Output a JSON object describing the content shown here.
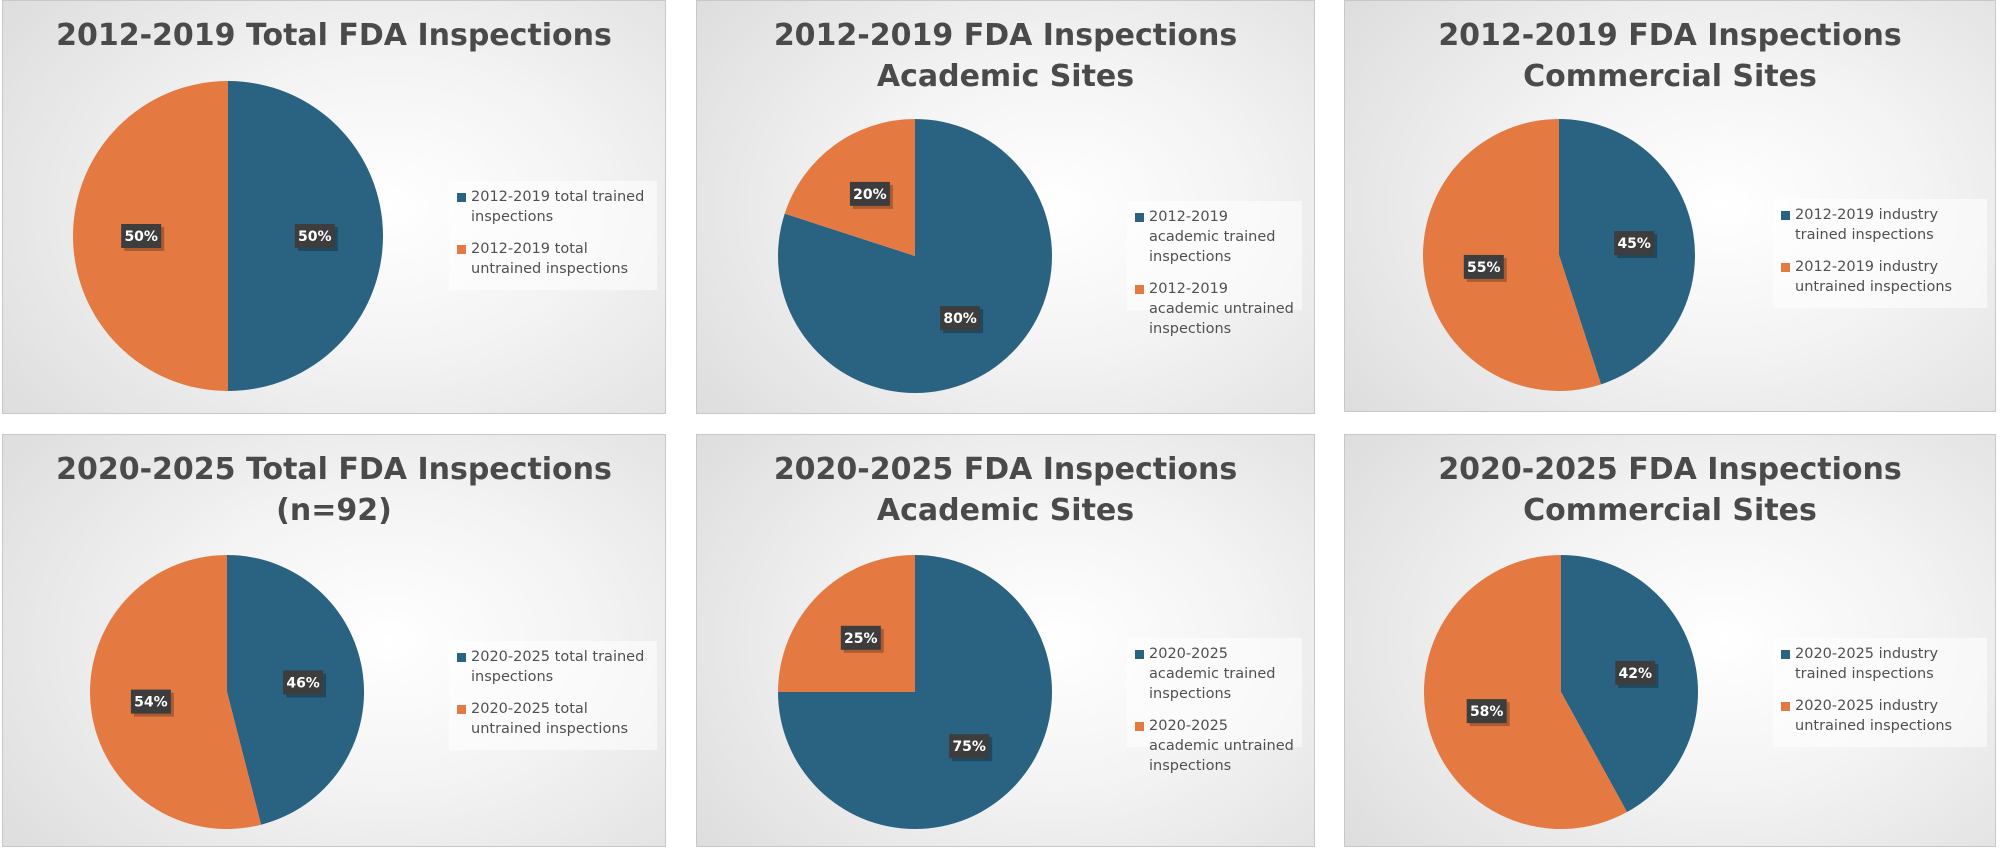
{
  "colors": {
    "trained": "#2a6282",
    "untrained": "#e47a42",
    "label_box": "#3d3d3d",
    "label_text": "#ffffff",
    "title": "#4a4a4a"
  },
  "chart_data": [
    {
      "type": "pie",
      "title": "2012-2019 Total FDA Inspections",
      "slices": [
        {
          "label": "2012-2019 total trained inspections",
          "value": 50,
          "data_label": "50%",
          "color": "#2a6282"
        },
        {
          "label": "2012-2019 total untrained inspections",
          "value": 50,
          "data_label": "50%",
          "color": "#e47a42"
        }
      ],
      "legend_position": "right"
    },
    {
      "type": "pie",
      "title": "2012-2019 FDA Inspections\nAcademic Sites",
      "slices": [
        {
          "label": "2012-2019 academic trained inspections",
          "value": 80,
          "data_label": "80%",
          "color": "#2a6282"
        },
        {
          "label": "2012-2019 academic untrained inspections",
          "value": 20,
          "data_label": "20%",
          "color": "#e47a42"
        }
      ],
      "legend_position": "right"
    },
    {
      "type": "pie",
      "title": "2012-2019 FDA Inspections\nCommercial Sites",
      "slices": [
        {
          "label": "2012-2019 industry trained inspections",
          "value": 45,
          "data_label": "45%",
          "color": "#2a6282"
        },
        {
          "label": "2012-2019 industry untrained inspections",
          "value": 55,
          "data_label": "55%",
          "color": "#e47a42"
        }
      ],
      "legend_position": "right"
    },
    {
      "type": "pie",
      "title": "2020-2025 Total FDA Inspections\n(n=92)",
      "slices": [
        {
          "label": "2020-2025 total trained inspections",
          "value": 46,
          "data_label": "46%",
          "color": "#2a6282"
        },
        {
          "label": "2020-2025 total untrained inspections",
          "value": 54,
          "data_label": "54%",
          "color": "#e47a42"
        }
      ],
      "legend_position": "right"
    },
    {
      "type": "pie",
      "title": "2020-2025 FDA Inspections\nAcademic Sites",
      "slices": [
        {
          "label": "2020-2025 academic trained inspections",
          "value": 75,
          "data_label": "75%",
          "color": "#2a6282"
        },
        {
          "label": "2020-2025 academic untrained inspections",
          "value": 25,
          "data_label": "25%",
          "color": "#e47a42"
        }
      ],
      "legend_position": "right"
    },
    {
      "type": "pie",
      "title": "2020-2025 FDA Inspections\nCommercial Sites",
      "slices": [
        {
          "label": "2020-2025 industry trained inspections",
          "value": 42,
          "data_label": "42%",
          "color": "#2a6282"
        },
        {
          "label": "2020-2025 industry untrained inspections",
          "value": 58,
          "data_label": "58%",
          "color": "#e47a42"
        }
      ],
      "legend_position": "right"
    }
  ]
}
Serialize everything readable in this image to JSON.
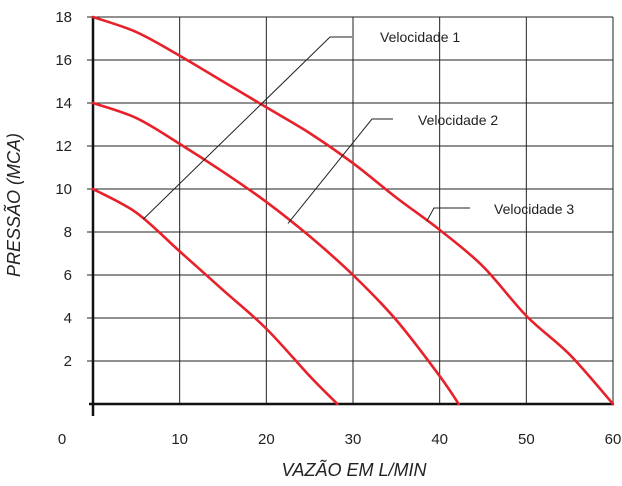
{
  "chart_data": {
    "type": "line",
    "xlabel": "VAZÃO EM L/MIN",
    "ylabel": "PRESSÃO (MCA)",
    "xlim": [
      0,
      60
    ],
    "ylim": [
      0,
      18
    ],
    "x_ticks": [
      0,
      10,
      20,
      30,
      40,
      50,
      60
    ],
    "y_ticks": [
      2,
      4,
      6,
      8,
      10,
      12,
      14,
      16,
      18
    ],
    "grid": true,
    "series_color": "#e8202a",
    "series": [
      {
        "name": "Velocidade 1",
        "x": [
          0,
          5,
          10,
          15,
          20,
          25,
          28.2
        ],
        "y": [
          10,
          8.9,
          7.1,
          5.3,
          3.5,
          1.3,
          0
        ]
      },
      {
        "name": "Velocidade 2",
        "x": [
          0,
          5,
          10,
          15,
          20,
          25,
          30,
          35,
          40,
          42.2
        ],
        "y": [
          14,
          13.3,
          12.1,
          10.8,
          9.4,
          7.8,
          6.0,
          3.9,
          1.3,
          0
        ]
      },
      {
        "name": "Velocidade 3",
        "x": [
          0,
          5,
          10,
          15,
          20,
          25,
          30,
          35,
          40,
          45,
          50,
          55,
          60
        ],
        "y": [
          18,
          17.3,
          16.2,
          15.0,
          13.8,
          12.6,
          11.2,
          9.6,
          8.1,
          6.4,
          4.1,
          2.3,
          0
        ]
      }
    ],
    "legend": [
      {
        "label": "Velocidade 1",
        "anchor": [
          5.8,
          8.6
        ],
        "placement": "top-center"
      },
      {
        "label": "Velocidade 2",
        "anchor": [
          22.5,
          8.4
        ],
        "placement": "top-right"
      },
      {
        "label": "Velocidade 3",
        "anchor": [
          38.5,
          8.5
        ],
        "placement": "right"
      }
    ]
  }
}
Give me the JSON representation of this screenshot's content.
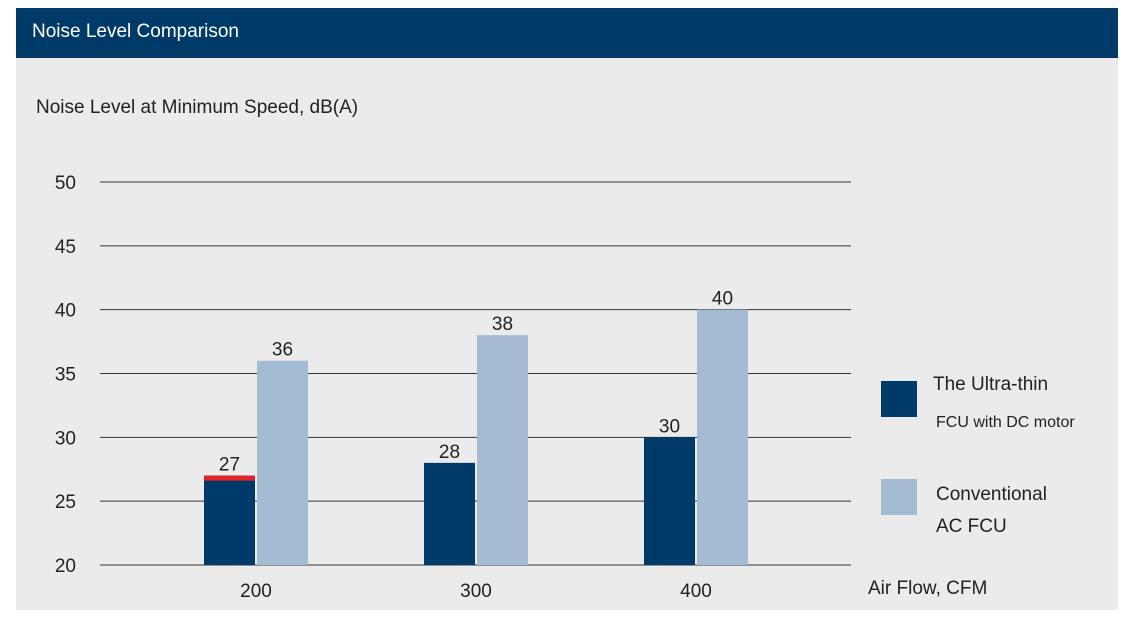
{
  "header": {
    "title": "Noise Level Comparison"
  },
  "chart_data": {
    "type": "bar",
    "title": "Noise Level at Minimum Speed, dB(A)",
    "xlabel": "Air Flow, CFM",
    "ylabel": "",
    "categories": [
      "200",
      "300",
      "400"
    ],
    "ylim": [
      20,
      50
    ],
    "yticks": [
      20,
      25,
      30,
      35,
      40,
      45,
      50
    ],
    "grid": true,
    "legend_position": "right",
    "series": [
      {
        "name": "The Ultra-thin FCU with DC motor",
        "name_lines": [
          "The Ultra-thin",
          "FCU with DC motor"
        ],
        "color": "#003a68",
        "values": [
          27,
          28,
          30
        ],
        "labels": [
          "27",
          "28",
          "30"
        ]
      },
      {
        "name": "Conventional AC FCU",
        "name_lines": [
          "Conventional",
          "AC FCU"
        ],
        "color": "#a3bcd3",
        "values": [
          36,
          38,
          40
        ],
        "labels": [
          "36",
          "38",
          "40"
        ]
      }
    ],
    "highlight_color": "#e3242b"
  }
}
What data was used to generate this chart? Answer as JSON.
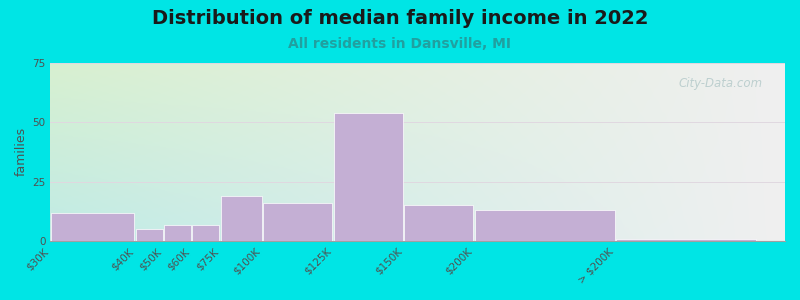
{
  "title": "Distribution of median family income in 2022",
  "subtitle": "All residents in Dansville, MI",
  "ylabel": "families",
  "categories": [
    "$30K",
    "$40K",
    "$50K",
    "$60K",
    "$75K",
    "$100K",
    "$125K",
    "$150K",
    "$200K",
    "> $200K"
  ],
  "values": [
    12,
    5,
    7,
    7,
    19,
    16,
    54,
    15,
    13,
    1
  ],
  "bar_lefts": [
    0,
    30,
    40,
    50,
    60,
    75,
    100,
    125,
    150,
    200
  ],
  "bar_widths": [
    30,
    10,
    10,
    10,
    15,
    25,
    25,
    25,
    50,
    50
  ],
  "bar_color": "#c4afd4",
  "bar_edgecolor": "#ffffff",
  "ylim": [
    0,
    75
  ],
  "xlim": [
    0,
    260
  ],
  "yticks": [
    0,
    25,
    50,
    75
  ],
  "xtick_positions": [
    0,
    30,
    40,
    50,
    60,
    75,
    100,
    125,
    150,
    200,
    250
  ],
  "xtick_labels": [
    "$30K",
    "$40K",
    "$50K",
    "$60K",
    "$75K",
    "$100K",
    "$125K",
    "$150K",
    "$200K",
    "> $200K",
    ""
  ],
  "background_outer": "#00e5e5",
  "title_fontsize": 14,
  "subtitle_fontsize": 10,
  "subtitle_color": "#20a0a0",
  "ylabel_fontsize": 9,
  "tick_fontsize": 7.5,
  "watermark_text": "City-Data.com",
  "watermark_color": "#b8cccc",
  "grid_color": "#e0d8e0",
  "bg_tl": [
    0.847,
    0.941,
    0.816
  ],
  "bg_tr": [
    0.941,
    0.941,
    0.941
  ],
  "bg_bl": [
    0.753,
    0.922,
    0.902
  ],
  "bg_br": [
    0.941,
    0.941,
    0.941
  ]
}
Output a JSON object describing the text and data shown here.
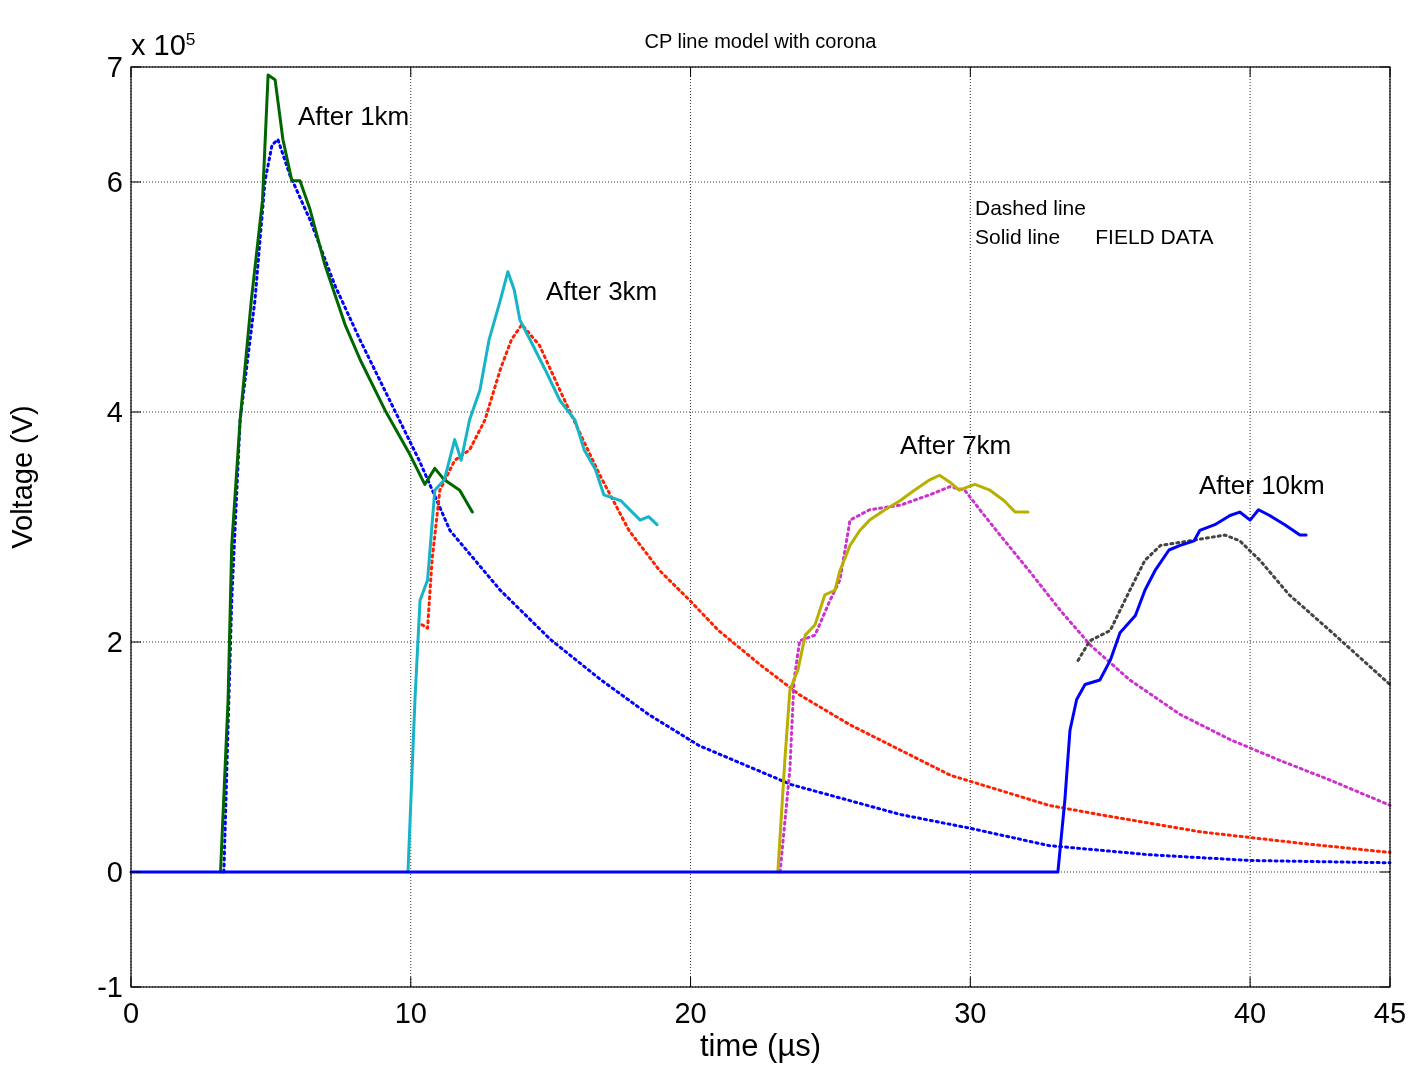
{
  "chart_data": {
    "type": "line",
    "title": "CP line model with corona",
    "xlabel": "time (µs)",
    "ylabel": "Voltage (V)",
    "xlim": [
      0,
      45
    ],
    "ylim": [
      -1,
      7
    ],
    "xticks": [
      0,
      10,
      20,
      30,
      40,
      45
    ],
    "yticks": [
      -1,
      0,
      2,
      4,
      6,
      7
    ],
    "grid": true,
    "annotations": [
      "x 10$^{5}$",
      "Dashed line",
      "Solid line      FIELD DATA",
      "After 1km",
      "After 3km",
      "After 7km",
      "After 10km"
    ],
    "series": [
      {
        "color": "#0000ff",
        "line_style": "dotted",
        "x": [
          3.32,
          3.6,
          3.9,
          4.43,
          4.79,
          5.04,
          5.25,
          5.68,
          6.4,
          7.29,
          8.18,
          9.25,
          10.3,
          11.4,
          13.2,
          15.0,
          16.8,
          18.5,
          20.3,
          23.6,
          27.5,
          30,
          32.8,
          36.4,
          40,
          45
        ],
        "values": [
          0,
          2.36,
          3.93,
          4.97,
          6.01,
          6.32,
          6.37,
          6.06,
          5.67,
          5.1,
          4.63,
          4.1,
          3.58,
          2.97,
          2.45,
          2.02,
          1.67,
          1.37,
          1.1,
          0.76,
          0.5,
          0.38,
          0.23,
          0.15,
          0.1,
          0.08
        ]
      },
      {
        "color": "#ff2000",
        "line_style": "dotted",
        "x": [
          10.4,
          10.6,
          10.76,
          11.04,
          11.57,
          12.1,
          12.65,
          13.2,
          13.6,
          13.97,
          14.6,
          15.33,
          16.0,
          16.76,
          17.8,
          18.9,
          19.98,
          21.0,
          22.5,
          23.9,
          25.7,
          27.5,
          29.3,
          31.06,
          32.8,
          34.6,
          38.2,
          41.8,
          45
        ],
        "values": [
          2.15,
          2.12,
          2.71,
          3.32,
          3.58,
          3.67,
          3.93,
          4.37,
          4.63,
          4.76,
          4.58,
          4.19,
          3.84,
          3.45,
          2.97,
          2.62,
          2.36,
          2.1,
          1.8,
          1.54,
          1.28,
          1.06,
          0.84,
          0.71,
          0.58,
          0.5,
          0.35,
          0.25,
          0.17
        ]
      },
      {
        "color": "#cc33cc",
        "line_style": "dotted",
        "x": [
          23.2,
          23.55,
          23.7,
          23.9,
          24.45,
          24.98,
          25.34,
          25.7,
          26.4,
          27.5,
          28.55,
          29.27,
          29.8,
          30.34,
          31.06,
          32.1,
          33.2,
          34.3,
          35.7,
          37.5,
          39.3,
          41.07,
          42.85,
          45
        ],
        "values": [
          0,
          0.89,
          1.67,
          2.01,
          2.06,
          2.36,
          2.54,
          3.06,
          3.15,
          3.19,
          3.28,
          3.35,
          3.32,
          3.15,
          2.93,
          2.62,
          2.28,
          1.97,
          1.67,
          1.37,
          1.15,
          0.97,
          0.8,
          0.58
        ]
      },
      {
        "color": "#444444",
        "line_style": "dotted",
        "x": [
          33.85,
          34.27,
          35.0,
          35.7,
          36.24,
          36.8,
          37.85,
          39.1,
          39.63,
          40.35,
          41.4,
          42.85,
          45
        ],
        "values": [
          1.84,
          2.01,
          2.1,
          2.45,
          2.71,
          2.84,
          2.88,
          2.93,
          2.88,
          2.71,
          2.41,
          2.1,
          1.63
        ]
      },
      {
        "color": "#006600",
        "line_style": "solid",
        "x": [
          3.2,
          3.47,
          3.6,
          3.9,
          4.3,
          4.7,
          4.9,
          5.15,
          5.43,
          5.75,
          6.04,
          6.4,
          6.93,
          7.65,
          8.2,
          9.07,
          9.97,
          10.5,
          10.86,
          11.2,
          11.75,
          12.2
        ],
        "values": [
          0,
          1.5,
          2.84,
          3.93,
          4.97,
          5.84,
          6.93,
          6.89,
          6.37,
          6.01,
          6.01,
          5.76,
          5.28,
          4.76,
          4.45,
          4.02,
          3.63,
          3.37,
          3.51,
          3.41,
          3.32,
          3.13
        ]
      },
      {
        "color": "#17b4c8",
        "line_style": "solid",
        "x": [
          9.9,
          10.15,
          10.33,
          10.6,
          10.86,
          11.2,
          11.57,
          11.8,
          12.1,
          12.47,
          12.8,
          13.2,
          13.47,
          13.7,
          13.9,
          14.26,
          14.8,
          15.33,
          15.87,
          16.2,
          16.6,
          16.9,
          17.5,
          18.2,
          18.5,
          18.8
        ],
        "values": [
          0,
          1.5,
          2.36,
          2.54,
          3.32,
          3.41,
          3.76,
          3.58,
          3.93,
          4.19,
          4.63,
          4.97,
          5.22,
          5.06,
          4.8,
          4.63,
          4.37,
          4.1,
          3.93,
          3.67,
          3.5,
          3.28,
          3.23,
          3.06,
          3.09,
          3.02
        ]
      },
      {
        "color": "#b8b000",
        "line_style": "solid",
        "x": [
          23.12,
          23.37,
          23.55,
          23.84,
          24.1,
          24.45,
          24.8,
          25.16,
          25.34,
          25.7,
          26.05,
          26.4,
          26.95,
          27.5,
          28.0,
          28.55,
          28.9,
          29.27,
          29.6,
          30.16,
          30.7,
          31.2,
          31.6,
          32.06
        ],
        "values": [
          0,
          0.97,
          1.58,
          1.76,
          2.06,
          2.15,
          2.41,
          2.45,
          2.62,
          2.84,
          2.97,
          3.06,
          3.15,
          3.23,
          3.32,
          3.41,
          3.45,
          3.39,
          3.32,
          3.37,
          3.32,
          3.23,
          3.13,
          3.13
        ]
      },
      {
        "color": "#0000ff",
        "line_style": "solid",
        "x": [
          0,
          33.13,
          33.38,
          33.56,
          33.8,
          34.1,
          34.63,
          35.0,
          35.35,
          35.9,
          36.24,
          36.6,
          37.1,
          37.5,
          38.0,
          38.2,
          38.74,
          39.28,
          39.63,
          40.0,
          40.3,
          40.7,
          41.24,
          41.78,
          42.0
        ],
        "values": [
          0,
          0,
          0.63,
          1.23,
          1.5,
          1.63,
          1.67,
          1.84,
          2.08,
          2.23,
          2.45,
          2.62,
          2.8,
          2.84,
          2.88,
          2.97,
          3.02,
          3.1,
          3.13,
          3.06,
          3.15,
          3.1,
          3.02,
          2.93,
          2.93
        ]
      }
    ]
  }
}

### YOUR GOAL
Report each line in the data that holds the word "motor".

### REPLY TO THE TASK
        "name": "The Ultra-thin FCU with DC motor",
          "FCU with DC motor"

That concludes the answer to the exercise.